__TASK__. Copy out all of the material exactly.

__INPUT DATA__.
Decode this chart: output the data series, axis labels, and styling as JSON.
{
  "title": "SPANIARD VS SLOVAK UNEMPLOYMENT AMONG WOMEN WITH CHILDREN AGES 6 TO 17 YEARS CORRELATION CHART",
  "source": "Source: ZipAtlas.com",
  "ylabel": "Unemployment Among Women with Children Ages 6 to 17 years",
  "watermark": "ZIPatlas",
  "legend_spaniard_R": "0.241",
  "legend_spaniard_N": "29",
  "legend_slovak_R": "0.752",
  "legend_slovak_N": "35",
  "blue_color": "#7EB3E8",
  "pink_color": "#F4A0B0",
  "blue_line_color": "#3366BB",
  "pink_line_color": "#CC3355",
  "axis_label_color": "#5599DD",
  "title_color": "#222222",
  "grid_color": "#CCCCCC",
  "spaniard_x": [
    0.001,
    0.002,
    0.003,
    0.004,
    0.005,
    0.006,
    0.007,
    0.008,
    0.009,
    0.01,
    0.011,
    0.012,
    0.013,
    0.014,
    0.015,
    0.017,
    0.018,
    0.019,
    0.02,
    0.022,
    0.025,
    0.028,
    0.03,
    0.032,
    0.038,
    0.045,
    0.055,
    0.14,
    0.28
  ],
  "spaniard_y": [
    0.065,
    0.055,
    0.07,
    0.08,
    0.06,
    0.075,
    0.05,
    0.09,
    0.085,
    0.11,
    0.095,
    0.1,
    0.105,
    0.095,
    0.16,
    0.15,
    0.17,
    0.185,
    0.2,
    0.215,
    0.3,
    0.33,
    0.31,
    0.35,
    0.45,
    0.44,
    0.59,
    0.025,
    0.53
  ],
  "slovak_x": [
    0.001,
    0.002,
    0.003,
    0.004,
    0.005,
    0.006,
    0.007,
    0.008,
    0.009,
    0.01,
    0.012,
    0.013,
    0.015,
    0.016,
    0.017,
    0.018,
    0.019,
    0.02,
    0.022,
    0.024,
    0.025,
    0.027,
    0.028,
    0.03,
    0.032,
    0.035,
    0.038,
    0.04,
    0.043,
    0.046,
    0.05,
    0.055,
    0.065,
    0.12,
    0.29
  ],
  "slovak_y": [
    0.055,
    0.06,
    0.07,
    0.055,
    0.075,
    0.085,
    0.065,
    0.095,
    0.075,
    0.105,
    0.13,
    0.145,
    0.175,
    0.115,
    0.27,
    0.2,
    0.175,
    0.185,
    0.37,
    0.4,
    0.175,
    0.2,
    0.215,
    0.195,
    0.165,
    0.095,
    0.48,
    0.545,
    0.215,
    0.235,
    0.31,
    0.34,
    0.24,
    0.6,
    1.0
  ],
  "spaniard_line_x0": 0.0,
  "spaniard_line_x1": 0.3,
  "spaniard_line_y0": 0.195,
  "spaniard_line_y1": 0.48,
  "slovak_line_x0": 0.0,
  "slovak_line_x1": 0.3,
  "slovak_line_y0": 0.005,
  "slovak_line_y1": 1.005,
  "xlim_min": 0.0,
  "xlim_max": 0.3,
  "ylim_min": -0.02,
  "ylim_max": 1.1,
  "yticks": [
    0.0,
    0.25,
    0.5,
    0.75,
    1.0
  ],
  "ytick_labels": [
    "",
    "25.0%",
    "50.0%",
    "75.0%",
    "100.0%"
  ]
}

__RESULT__.
Decode this chart: output the data series, axis labels, and styling as JSON.
{
  "title": "SPANIARD VS SLOVAK UNEMPLOYMENT AMONG WOMEN WITH CHILDREN AGES 6 TO 17 YEARS CORRELATION CHART",
  "source": "Source: ZipAtlas.com",
  "ylabel": "Unemployment Among Women with Children Ages 6 to 17 years",
  "watermark": "ZIPatlas",
  "legend_spaniard_R": "0.241",
  "legend_spaniard_N": "29",
  "legend_slovak_R": "0.752",
  "legend_slovak_N": "35",
  "blue_color": "#7EB3E8",
  "pink_color": "#F4A0B0",
  "blue_line_color": "#3366BB",
  "pink_line_color": "#CC3355",
  "axis_label_color": "#5599DD",
  "title_color": "#222222",
  "grid_color": "#CCCCCC",
  "spaniard_x": [
    0.001,
    0.002,
    0.003,
    0.004,
    0.005,
    0.006,
    0.007,
    0.008,
    0.009,
    0.01,
    0.011,
    0.012,
    0.013,
    0.014,
    0.015,
    0.017,
    0.018,
    0.019,
    0.02,
    0.022,
    0.025,
    0.028,
    0.03,
    0.032,
    0.038,
    0.045,
    0.055,
    0.14,
    0.28
  ],
  "spaniard_y": [
    0.065,
    0.055,
    0.07,
    0.08,
    0.06,
    0.075,
    0.05,
    0.09,
    0.085,
    0.11,
    0.095,
    0.1,
    0.105,
    0.095,
    0.16,
    0.15,
    0.17,
    0.185,
    0.2,
    0.215,
    0.3,
    0.33,
    0.31,
    0.35,
    0.45,
    0.44,
    0.59,
    0.025,
    0.53
  ],
  "slovak_x": [
    0.001,
    0.002,
    0.003,
    0.004,
    0.005,
    0.006,
    0.007,
    0.008,
    0.009,
    0.01,
    0.012,
    0.013,
    0.015,
    0.016,
    0.017,
    0.018,
    0.019,
    0.02,
    0.022,
    0.024,
    0.025,
    0.027,
    0.028,
    0.03,
    0.032,
    0.035,
    0.038,
    0.04,
    0.043,
    0.046,
    0.05,
    0.055,
    0.065,
    0.12,
    0.29
  ],
  "slovak_y": [
    0.055,
    0.06,
    0.07,
    0.055,
    0.075,
    0.085,
    0.065,
    0.095,
    0.075,
    0.105,
    0.13,
    0.145,
    0.175,
    0.115,
    0.27,
    0.2,
    0.175,
    0.185,
    0.37,
    0.4,
    0.175,
    0.2,
    0.215,
    0.195,
    0.165,
    0.095,
    0.48,
    0.545,
    0.215,
    0.235,
    0.31,
    0.34,
    0.24,
    0.6,
    1.0
  ],
  "spaniard_line_x0": 0.0,
  "spaniard_line_x1": 0.3,
  "spaniard_line_y0": 0.195,
  "spaniard_line_y1": 0.48,
  "slovak_line_x0": 0.0,
  "slovak_line_x1": 0.3,
  "slovak_line_y0": 0.005,
  "slovak_line_y1": 1.005,
  "xlim_min": 0.0,
  "xlim_max": 0.3,
  "ylim_min": -0.02,
  "ylim_max": 1.1,
  "yticks": [
    0.0,
    0.25,
    0.5,
    0.75,
    1.0
  ],
  "ytick_labels": [
    "",
    "25.0%",
    "50.0%",
    "75.0%",
    "100.0%"
  ]
}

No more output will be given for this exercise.